— BEGIN Dataset records —
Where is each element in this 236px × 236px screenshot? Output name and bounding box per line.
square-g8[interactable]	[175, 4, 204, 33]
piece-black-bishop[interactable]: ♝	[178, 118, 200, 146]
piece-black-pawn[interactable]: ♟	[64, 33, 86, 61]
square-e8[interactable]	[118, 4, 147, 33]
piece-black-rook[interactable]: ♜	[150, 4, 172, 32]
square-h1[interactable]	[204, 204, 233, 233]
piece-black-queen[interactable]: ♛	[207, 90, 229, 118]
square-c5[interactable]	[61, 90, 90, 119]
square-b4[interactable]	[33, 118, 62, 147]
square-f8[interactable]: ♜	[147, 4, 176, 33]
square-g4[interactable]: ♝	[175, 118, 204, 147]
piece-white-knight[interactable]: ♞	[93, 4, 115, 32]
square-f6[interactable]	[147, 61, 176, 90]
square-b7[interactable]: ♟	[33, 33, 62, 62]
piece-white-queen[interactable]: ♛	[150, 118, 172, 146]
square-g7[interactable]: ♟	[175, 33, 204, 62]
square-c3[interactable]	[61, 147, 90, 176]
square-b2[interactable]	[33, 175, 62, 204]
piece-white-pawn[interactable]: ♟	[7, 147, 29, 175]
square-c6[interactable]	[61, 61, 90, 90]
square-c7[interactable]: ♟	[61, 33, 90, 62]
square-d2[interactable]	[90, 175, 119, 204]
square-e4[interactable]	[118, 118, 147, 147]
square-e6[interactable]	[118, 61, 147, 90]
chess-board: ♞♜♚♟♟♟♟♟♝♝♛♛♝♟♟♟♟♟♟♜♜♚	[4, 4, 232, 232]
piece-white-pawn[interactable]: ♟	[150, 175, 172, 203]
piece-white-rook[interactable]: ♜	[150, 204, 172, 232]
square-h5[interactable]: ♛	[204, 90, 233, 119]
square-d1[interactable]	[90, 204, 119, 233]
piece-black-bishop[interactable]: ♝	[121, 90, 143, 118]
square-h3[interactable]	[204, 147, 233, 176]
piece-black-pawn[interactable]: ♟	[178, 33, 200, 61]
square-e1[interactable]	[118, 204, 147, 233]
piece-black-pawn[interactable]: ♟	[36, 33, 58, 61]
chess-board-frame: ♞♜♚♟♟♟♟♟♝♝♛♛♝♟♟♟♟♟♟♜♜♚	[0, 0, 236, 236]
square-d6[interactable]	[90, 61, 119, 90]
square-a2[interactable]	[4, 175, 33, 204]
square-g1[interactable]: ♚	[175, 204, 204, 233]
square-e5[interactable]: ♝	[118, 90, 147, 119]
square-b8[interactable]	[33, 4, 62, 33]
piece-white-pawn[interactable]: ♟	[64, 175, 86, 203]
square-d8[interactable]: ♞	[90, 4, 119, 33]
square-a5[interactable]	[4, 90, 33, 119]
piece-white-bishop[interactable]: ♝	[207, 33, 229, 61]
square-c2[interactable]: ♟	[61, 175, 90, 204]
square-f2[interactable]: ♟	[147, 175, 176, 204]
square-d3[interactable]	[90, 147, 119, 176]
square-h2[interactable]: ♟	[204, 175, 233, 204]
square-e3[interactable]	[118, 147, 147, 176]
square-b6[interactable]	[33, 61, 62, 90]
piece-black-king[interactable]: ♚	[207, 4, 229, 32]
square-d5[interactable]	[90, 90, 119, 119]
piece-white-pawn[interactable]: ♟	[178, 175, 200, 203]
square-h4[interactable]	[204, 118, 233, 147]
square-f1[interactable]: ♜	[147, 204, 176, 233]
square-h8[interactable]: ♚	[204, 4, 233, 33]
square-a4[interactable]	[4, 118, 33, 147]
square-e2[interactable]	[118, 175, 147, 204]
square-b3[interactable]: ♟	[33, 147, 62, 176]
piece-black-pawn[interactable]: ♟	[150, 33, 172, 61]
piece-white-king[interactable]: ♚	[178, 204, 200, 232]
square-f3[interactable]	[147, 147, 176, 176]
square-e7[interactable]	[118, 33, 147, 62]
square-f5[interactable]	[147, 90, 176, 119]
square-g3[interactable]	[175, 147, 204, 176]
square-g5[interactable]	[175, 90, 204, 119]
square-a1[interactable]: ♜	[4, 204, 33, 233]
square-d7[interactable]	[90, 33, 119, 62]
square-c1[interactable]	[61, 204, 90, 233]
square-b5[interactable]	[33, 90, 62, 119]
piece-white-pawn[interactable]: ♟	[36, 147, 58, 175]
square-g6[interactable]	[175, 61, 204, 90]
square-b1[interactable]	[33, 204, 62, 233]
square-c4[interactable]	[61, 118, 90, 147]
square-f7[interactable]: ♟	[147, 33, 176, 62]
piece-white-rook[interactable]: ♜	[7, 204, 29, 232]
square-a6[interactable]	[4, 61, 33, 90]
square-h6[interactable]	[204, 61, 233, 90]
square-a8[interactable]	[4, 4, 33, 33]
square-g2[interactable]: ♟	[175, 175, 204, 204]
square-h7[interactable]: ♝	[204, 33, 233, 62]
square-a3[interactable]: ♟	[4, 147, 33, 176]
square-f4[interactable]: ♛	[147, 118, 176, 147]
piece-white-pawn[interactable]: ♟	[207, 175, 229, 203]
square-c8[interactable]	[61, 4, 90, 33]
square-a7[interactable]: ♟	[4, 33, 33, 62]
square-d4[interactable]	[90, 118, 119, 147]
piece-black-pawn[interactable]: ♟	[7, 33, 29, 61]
— END Dataset records —
Aim of the exercise >>
Rename "interactable" to "clickable" everywhere it appears in the rows from the start through the line with "90, 33, 119]", and give those lines again with nothing else changed.

Solution to this task >>
Where is each element in this 236px × 236px screenshot? Output name and bounding box per line.
square-g8[clickable]	[175, 4, 204, 33]
piece-black-bishop[clickable]: ♝	[178, 118, 200, 146]
piece-black-pawn[clickable]: ♟	[64, 33, 86, 61]
square-e8[clickable]	[118, 4, 147, 33]
piece-black-rook[clickable]: ♜	[150, 4, 172, 32]
square-h1[clickable]	[204, 204, 233, 233]
piece-black-queen[clickable]: ♛	[207, 90, 229, 118]
square-c5[clickable]	[61, 90, 90, 119]
square-b4[clickable]	[33, 118, 62, 147]
square-f8[clickable]: ♜	[147, 4, 176, 33]
square-g4[clickable]: ♝	[175, 118, 204, 147]
piece-white-knight[clickable]: ♞	[93, 4, 115, 32]
square-f6[clickable]	[147, 61, 176, 90]
square-b7[clickable]: ♟	[33, 33, 62, 62]
piece-white-queen[clickable]: ♛	[150, 118, 172, 146]
square-g7[clickable]: ♟	[175, 33, 204, 62]
square-c3[clickable]	[61, 147, 90, 176]
square-b2[clickable]	[33, 175, 62, 204]
piece-white-pawn[clickable]: ♟	[7, 147, 29, 175]
square-c6[clickable]	[61, 61, 90, 90]
square-c7[clickable]: ♟	[61, 33, 90, 62]
square-d2[clickable]	[90, 175, 119, 204]
square-e4[clickable]	[118, 118, 147, 147]
square-e6[clickable]	[118, 61, 147, 90]
chess-board: ♞♜♚♟♟♟♟♟♝♝♛♛♝♟♟♟♟♟♟♜♜♚	[4, 4, 232, 232]
piece-white-pawn[clickable]: ♟	[150, 175, 172, 203]
piece-white-rook[clickable]: ♜	[150, 204, 172, 232]
square-h5[clickable]: ♛	[204, 90, 233, 119]
square-d1[clickable]	[90, 204, 119, 233]
piece-black-bishop[clickable]: ♝	[121, 90, 143, 118]
square-h3[clickable]	[204, 147, 233, 176]
piece-black-pawn[clickable]: ♟	[178, 33, 200, 61]
square-e1[clickable]	[118, 204, 147, 233]
piece-black-pawn[clickable]: ♟	[36, 33, 58, 61]
chess-board-frame: ♞♜♚♟♟♟♟♟♝♝♛♛♝♟♟♟♟♟♟♜♜♚	[0, 0, 236, 236]
square-d6[clickable]	[90, 61, 119, 90]
square-a2[clickable]	[4, 175, 33, 204]
square-g1[clickable]: ♚	[175, 204, 204, 233]
square-e5[clickable]: ♝	[118, 90, 147, 119]
square-b8[clickable]	[33, 4, 62, 33]
piece-white-pawn[clickable]: ♟	[64, 175, 86, 203]
square-d8[clickable]: ♞	[90, 4, 119, 33]
square-a5[clickable]	[4, 90, 33, 119]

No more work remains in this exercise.